Rows from a figure dataset:
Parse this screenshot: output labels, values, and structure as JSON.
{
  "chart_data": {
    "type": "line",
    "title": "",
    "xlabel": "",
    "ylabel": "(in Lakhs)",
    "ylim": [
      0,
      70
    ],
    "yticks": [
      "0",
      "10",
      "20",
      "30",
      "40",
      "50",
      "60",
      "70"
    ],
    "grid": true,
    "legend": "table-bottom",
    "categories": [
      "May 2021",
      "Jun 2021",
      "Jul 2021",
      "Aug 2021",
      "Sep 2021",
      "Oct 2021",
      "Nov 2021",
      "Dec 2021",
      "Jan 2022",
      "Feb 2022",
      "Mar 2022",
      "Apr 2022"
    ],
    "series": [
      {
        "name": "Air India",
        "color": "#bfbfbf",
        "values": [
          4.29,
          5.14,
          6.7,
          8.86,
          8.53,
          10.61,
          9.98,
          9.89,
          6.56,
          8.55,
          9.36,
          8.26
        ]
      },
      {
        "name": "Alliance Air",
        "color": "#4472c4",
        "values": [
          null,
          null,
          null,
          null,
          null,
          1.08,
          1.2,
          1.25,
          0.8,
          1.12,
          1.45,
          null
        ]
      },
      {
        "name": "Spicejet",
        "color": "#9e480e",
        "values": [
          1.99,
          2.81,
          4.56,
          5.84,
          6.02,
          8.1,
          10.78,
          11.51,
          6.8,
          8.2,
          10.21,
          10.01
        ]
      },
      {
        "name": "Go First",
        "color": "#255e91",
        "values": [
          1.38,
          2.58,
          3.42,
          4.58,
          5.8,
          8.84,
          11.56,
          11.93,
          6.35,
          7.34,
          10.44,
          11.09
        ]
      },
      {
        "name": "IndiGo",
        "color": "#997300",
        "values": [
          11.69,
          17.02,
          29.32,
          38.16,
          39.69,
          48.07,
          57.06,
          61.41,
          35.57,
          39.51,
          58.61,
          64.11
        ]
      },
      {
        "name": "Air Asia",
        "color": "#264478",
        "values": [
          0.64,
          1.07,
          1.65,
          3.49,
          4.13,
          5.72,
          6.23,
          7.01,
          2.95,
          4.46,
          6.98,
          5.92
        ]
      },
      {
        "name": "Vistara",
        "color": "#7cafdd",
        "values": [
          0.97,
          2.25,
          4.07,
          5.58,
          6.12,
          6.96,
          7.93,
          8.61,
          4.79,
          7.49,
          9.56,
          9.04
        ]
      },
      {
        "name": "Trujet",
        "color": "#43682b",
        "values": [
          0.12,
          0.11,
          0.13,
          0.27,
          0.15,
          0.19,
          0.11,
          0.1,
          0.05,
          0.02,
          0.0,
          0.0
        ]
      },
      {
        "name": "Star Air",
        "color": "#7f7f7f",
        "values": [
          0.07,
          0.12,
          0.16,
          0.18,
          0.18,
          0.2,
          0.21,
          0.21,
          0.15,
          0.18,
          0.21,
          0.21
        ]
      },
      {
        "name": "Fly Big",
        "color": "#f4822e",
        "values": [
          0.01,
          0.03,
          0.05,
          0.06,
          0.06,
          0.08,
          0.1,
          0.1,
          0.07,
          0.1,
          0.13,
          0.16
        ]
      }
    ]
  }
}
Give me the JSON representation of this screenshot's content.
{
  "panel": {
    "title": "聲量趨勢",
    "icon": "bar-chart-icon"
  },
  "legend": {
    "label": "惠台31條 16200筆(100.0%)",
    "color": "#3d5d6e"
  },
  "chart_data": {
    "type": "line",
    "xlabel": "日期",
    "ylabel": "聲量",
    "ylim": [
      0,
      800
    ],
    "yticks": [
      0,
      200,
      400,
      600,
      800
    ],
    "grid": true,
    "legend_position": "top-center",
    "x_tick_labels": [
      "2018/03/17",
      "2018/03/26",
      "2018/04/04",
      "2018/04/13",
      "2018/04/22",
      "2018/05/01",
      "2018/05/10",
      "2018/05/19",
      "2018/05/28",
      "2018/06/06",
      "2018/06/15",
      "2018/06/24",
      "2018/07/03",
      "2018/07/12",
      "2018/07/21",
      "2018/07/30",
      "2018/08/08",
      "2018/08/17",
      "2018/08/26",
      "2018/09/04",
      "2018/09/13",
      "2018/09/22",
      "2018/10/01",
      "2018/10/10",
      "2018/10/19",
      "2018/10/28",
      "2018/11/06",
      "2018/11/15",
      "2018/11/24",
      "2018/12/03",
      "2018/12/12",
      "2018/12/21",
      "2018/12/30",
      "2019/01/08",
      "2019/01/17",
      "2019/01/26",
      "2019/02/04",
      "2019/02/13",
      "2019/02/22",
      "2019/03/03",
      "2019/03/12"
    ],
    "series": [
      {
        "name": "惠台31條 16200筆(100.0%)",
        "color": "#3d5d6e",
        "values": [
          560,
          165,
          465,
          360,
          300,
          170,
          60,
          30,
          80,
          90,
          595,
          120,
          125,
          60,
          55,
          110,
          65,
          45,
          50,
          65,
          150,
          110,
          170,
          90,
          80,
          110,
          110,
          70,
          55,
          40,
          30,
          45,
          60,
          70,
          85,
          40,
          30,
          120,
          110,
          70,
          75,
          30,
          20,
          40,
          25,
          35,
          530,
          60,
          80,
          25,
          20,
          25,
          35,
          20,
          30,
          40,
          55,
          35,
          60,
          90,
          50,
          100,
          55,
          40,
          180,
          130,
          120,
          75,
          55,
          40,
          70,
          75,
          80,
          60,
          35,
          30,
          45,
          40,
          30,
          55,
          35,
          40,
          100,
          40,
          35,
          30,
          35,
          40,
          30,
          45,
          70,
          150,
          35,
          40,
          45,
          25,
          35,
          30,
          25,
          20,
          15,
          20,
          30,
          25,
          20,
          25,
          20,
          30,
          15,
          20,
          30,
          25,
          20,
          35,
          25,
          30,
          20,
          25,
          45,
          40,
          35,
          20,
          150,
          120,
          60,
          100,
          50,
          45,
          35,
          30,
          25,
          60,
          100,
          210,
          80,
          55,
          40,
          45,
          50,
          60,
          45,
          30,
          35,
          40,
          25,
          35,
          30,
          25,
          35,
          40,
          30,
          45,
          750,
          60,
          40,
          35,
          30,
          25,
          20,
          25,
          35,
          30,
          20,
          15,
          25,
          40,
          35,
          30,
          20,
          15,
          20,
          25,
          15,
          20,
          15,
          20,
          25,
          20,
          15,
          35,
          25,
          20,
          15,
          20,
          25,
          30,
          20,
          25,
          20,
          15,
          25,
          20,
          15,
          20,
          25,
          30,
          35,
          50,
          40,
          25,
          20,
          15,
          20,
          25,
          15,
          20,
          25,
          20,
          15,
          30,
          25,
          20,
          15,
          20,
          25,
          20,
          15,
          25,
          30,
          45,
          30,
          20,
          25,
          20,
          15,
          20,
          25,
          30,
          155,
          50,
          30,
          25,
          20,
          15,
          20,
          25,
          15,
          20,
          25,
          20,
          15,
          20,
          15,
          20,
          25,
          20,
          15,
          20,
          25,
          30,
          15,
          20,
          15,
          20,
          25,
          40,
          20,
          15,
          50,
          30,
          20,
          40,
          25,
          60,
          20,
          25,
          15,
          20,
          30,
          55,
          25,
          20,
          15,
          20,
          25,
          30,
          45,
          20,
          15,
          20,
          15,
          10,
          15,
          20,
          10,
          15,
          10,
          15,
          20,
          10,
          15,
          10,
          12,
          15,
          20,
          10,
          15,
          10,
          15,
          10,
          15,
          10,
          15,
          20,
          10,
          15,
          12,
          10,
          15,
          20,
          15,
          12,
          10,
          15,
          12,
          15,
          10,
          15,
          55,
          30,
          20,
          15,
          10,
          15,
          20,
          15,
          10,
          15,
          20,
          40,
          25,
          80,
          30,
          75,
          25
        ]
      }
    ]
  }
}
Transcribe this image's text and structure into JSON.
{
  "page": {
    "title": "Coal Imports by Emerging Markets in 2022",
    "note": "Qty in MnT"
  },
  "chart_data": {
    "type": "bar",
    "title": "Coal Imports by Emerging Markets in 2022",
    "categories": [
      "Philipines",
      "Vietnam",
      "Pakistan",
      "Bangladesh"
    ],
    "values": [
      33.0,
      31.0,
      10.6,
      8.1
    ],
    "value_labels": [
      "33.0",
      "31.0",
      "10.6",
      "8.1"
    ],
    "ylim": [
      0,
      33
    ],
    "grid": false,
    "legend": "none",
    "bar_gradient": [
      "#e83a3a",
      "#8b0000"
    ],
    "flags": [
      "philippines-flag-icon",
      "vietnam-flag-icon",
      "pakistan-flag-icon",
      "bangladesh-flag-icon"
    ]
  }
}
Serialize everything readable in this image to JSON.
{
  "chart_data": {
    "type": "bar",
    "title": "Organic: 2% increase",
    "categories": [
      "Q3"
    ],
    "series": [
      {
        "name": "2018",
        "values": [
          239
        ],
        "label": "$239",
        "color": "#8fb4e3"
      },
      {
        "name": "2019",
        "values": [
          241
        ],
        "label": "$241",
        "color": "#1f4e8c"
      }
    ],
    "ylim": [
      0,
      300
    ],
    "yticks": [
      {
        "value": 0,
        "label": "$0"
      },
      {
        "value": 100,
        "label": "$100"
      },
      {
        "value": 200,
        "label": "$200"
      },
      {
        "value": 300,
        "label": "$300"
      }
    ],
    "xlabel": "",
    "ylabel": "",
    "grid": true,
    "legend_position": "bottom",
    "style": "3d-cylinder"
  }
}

▶ **Written instruction**
Could you quote, exactly as they appear, the line containing "Serialize everything readable" and every line after it to the end of the records above?

▶ **Exercise response**
Serialize everything readable in this image to JSON.
{
  "chart_data": {
    "type": "bar",
    "title": "Organic: 2% increase",
    "categories": [
      "Q3"
    ],
    "series": [
      {
        "name": "2018",
        "values": [
          239
        ],
        "label": "$239",
        "color": "#8fb4e3"
      },
      {
        "name": "2019",
        "values": [
          241
        ],
        "label": "$241",
        "color": "#1f4e8c"
      }
    ],
    "ylim": [
      0,
      300
    ],
    "yticks": [
      {
        "value": 0,
        "label": "$0"
      },
      {
        "value": 100,
        "label": "$100"
      },
      {
        "value": 200,
        "label": "$200"
      },
      {
        "value": 300,
        "label": "$300"
      }
    ],
    "xlabel": "",
    "ylabel": "",
    "grid": true,
    "legend_position": "bottom",
    "style": "3d-cylinder"
  }
}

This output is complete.